WHAT THE TASK REQUIRES: Spot each line in the records below where the word "لوگوں" occurs, then copy it.

RECORDS SUPPLIED:
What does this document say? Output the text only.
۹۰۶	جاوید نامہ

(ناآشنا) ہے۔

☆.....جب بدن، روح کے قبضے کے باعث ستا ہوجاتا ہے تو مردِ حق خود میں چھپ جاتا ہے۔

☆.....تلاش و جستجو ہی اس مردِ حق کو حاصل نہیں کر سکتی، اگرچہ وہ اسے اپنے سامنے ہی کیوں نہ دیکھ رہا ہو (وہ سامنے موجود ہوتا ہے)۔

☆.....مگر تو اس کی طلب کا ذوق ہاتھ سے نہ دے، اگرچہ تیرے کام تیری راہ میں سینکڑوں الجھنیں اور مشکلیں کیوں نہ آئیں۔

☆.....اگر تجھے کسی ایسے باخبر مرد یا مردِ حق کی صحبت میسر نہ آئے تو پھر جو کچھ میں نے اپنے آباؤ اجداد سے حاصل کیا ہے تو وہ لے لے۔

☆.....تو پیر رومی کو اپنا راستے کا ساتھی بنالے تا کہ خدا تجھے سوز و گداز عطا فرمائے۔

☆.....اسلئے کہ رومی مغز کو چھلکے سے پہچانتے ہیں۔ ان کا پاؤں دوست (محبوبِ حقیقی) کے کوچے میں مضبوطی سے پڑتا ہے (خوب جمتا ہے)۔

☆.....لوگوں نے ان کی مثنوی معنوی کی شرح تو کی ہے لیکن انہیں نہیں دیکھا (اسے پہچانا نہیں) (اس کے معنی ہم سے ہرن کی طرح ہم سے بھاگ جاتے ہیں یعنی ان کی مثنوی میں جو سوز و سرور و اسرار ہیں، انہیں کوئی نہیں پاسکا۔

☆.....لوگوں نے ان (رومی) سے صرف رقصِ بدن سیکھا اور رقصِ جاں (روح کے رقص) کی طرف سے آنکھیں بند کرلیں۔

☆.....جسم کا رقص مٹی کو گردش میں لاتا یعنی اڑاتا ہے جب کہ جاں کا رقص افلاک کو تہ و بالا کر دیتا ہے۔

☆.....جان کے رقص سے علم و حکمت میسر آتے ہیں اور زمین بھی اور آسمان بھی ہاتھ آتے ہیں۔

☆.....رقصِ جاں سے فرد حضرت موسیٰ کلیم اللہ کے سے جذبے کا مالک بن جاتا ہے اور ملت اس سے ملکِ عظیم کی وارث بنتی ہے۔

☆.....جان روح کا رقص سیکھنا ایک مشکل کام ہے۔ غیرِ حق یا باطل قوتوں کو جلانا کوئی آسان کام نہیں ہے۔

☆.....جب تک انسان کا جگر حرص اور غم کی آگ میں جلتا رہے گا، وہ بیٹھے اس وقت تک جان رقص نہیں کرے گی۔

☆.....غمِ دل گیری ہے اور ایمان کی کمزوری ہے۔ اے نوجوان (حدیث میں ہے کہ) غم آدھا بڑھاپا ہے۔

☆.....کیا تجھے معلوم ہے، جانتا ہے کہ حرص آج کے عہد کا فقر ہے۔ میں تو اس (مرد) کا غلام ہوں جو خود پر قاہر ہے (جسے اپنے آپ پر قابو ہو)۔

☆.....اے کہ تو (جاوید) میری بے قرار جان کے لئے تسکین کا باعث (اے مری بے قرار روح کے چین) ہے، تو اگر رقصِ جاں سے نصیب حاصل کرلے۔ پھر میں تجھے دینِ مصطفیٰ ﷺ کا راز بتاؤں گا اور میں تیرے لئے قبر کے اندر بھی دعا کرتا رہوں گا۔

SOLUTION TO THIS EXERCISE:
☆.....لوگوں نے ان کی مثنوی معنوی کی شرح تو کی ہے لیکن انہیں نہیں دیکھا (اسے پہچانا نہیں) (اس کے معنی ہم سے ہرن کی طرح ہم سے بھاگ جاتے ہیں یعنی ان کی مثنوی میں جو سوز و سرور و اسرار ہیں، انہیں کوئی نہیں پاسکا۔
☆.....لوگوں نے ان (رومی) سے صرف رقصِ بدن سیکھا اور رقصِ جاں (روح کے رقص) کی طرف سے آنکھیں بند کرلیں۔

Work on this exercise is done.